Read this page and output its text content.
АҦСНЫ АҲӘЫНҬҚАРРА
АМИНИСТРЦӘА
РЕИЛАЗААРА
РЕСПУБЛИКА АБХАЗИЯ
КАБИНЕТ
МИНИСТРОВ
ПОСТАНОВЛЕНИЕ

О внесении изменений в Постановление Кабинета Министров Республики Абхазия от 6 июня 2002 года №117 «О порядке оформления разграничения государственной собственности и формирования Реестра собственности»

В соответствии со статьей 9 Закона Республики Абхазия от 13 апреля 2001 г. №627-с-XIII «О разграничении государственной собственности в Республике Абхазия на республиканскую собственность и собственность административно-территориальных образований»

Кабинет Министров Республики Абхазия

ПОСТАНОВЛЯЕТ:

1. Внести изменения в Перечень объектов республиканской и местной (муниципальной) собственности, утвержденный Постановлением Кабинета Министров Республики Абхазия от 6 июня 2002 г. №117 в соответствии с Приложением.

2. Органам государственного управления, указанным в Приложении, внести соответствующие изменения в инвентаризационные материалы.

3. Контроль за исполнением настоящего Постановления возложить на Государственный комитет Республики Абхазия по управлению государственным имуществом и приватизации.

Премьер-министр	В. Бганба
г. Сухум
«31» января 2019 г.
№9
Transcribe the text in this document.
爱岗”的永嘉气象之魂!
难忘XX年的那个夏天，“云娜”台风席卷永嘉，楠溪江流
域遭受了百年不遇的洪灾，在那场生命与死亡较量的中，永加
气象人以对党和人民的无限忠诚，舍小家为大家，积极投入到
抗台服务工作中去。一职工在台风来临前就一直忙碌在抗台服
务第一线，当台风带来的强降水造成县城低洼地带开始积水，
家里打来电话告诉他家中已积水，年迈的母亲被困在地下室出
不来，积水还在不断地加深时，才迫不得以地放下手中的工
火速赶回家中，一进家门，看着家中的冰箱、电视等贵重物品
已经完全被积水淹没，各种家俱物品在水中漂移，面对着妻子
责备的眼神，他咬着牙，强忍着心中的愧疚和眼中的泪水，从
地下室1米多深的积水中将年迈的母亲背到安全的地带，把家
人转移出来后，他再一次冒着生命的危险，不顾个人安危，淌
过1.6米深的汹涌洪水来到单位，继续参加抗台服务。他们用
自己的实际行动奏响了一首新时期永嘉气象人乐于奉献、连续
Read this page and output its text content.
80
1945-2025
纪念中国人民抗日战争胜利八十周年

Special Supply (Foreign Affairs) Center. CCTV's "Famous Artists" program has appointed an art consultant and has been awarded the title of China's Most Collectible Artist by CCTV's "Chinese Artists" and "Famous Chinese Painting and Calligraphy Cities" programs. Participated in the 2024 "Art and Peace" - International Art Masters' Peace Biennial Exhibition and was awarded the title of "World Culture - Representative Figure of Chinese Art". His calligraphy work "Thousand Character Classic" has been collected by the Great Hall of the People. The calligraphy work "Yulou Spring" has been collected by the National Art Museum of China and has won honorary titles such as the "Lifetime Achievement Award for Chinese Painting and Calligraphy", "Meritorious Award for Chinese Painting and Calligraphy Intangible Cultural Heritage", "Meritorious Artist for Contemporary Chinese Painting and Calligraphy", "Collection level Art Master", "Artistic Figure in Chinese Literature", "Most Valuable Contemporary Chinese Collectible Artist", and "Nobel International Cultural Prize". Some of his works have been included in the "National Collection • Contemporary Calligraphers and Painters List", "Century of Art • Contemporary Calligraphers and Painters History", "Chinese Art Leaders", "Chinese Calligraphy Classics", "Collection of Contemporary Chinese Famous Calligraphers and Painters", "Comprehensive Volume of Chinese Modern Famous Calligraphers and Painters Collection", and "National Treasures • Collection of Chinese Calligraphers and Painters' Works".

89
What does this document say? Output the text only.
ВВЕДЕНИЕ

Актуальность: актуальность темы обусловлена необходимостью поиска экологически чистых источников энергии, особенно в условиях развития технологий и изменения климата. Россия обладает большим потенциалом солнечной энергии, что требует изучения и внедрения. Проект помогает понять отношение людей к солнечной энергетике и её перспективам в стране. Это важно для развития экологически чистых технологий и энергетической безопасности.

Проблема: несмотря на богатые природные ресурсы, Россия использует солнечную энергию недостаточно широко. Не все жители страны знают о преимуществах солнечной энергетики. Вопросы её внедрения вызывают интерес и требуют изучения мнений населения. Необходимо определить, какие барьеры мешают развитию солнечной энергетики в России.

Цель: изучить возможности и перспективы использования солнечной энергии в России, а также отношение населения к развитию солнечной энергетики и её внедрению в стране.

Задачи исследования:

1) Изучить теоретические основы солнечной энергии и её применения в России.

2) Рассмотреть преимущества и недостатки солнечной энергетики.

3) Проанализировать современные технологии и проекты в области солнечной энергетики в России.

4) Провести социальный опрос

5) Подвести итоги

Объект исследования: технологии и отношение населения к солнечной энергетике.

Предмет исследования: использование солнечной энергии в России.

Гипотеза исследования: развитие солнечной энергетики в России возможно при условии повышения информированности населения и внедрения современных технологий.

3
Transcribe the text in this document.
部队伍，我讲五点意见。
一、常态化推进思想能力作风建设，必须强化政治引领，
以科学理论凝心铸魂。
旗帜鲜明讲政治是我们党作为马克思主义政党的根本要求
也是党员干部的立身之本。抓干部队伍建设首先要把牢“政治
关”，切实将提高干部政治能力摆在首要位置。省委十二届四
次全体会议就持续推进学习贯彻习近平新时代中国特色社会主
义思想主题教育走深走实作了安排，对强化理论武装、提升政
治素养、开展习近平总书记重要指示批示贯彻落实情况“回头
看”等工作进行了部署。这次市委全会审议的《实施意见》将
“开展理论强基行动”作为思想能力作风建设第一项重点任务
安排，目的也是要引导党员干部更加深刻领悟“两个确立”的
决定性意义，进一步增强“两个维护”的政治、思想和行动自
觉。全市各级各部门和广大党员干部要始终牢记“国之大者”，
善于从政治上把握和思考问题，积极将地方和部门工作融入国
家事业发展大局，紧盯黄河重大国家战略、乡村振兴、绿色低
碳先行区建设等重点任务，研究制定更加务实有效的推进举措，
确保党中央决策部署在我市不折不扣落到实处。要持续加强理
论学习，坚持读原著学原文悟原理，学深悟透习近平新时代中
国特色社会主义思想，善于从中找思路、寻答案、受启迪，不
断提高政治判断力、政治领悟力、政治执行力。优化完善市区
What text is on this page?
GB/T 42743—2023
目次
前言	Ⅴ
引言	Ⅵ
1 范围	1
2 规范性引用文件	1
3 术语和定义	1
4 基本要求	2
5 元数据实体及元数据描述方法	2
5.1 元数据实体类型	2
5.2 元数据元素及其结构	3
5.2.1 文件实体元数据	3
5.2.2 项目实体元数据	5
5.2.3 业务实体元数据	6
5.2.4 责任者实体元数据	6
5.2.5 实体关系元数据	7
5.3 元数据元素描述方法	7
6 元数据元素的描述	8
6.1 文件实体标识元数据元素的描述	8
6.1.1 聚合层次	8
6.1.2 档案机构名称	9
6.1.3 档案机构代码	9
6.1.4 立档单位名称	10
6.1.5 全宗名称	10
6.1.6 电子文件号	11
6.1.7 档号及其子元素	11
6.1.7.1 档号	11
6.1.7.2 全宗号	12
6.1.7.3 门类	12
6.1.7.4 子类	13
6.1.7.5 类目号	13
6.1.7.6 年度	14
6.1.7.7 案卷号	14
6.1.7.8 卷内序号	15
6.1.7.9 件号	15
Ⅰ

-*-

Task
Every record should be given again exactly.

Solution to this problem
Read this page and output its text content.
АҦСНЫ АҲӘЫНҬҚАРРА
АМИНИСТРЦӘА
РЕИЛАЗААРА
РЕСПУБЛИКА АБХАЗИЯ
КАБИНЕТ
МИНИСТРОВ
ПОСТАНОВЛЕНИЕ

О внесении изменений в Постановление Кабинета Министров Республики Абхазия от 6 июня 2002 года №117 «О порядке оформления разграничения государственной собственности и формирования Реестра собственности»

В соответствии со статьей 9 Закона Республики Абхазия от 13 апреля 2001 г. №627-с-XIII «О разграничении государственной собственности в Республике Абхазия на республиканскую собственность и собственность административно-территориальных образований»

Кабинет Министров Республики Абхазия

ПОСТАНОВЛЯЕТ:

1. Внести изменения в Перечень объектов республиканской и местной (муниципальной) собственности, утвержденный Постановлением Кабинета Министров Республики Абхазия от 6 июня 2002 г. №117 в соответствии с Приложением.

2. Органам государственного управления, указанным в Приложении, внести соответствующие изменения в инвентаризационные материалы.

3. Контроль за исполнением настоящего Постановления возложить на Государственный комитет Республики Абхазия по управлению государственным имуществом и приватизации.

Премьер-министр	В. Бганба
г. Сухум
«31» января 2019 г.
№9
Transcribe the text in this document.
爱岗”的永嘉气象之魂!
难忘XX年的那个夏天，“云娜”台风席卷永嘉，楠溪江流
域遭受了百年不遇的洪灾，在那场生命与死亡较量的中，永加
气象人以对党和人民的无限忠诚，舍小家为大家，积极投入到
抗台服务工作中去。一职工在台风来临前就一直忙碌在抗台服
务第一线，当台风带来的强降水造成县城低洼地带开始积水，
家里打来电话告诉他家中已积水，年迈的母亲被困在地下室出
不来，积水还在不断地加深时，才迫不得以地放下手中的工
火速赶回家中，一进家门，看着家中的冰箱、电视等贵重物品
已经完全被积水淹没，各种家俱物品在水中漂移，面对着妻子
责备的眼神，他咬着牙，强忍着心中的愧疚和眼中的泪水，从
地下室1米多深的积水中将年迈的母亲背到安全的地带，把家
人转移出来后，他再一次冒着生命的危险，不顾个人安危，淌
过1.6米深的汹涌洪水来到单位，继续参加抗台服务。他们用
自己的实际行动奏响了一首新时期永嘉气象人乐于奉献、连续
Read this page and output its text content.
80
1945-2025
纪念中国人民抗日战争胜利八十周年

Special Supply (Foreign Affairs) Center. CCTV's "Famous Artists" program has appointed an art consultant and has been awarded the title of China's Most Collectible Artist by CCTV's "Chinese Artists" and "Famous Chinese Painting and Calligraphy Cities" programs. Participated in the 2024 "Art and Peace" - International Art Masters' Peace Biennial Exhibition and was awarded the title of "World Culture - Representative Figure of Chinese Art". His calligraphy work "Thousand Character Classic" has been collected by the Great Hall of the People. The calligraphy work "Yulou Spring" has been collected by the National Art Museum of China and has won honorary titles such as the "Lifetime Achievement Award for Chinese Painting and Calligraphy", "Meritorious Award for Chinese Painting and Calligraphy Intangible Cultural Heritage", "Meritorious Artist for Contemporary Chinese Painting and Calligraphy", "Collection level Art Master", "Artistic Figure in Chinese Literature", "Most Valuable Contemporary Chinese Collectible Artist", and "Nobel International Cultural Prize". Some of his works have been included in the "National Collection • Contemporary Calligraphers and Painters List", "Century of Art • Contemporary Calligraphers and Painters History", "Chinese Art Leaders", "Chinese Calligraphy Classics", "Collection of Contemporary Chinese Famous Calligraphers and Painters", "Comprehensive Volume of Chinese Modern Famous Calligraphers and Painters Collection", and "National Treasures • Collection of Chinese Calligraphers and Painters' Works".

89
What does this document say? Output the text only.
ВВЕДЕНИЕ

Актуальность: актуальность темы обусловлена необходимостью поиска экологически чистых источников энергии, особенно в условиях развития технологий и изменения климата. Россия обладает большим потенциалом солнечной энергии, что требует изучения и внедрения. Проект помогает понять отношение людей к солнечной энергетике и её перспективам в стране. Это важно для развития экологически чистых технологий и энергетической безопасности.

Проблема: несмотря на богатые природные ресурсы, Россия использует солнечную энергию недостаточно широко. Не все жители страны знают о преимуществах солнечной энергетики. Вопросы её внедрения вызывают интерес и требуют изучения мнений населения. Необходимо определить, какие барьеры мешают развитию солнечной энергетики в России.

Цель: изучить возможности и перспективы использования солнечной энергии в России, а также отношение населения к развитию солнечной энергетики и её внедрению в стране.

Задачи исследования:

1) Изучить теоретические основы солнечной энергии и её применения в России.

2) Рассмотреть преимущества и недостатки солнечной энергетики.

3) Проанализировать современные технологии и проекты в области солнечной энергетики в России.

4) Провести социальный опрос

5) Подвести итоги

Объект исследования: технологии и отношение населения к солнечной энергетике.

Предмет исследования: использование солнечной энергии в России.

Гипотеза исследования: развитие солнечной энергетики в России возможно при условии повышения информированности населения и внедрения современных технологий.

3
Transcribe the text in this document.
部队伍，我讲五点意见。
一、常态化推进思想能力作风建设，必须强化政治引领，
以科学理论凝心铸魂。
旗帜鲜明讲政治是我们党作为马克思主义政党的根本要求
也是党员干部的立身之本。抓干部队伍建设首先要把牢“政治
关”，切实将提高干部政治能力摆在首要位置。省委十二届四
次全体会议就持续推进学习贯彻习近平新时代中国特色社会主
义思想主题教育走深走实作了安排，对强化理论武装、提升政
治素养、开展习近平总书记重要指示批示贯彻落实情况“回头
看”等工作进行了部署。这次市委全会审议的《实施意见》将
“开展理论强基行动”作为思想能力作风建设第一项重点任务
安排，目的也是要引导党员干部更加深刻领悟“两个确立”的
决定性意义，进一步增强“两个维护”的政治、思想和行动自
觉。全市各级各部门和广大党员干部要始终牢记“国之大者”，
善于从政治上把握和思考问题，积极将地方和部门工作融入国
家事业发展大局，紧盯黄河重大国家战略、乡村振兴、绿色低
碳先行区建设等重点任务，研究制定更加务实有效的推进举措，
确保党中央决策部署在我市不折不扣落到实处。要持续加强理
论学习，坚持读原著学原文悟原理，学深悟透习近平新时代中
国特色社会主义思想，善于从中找思路、寻答案、受启迪，不
断提高政治判断力、政治领悟力、政治执行力。优化完善市区
What text is on this page?
GB/T 42743—2023
目次
前言	Ⅴ
引言	Ⅵ
1 范围	1
2 规范性引用文件	1
3 术语和定义	1
4 基本要求	2
5 元数据实体及元数据描述方法	2
5.1 元数据实体类型	2
5.2 元数据元素及其结构	3
5.2.1 文件实体元数据	3
5.2.2 项目实体元数据	5
5.2.3 业务实体元数据	6
5.2.4 责任者实体元数据	6
5.2.5 实体关系元数据	7
5.3 元数据元素描述方法	7
6 元数据元素的描述	8
6.1 文件实体标识元数据元素的描述	8
6.1.1 聚合层次	8
6.1.2 档案机构名称	9
6.1.3 档案机构代码	9
6.1.4 立档单位名称	10
6.1.5 全宗名称	10
6.1.6 电子文件号	11
6.1.7 档号及其子元素	11
6.1.7.1 档号	11
6.1.7.2 全宗号	12
6.1.7.3 门类	12
6.1.7.4 子类	13
6.1.7.5 类目号	13
6.1.7.6 年度	14
6.1.7.7 案卷号	14
6.1.7.8 卷内序号	15
6.1.7.9 件号	15
Ⅰ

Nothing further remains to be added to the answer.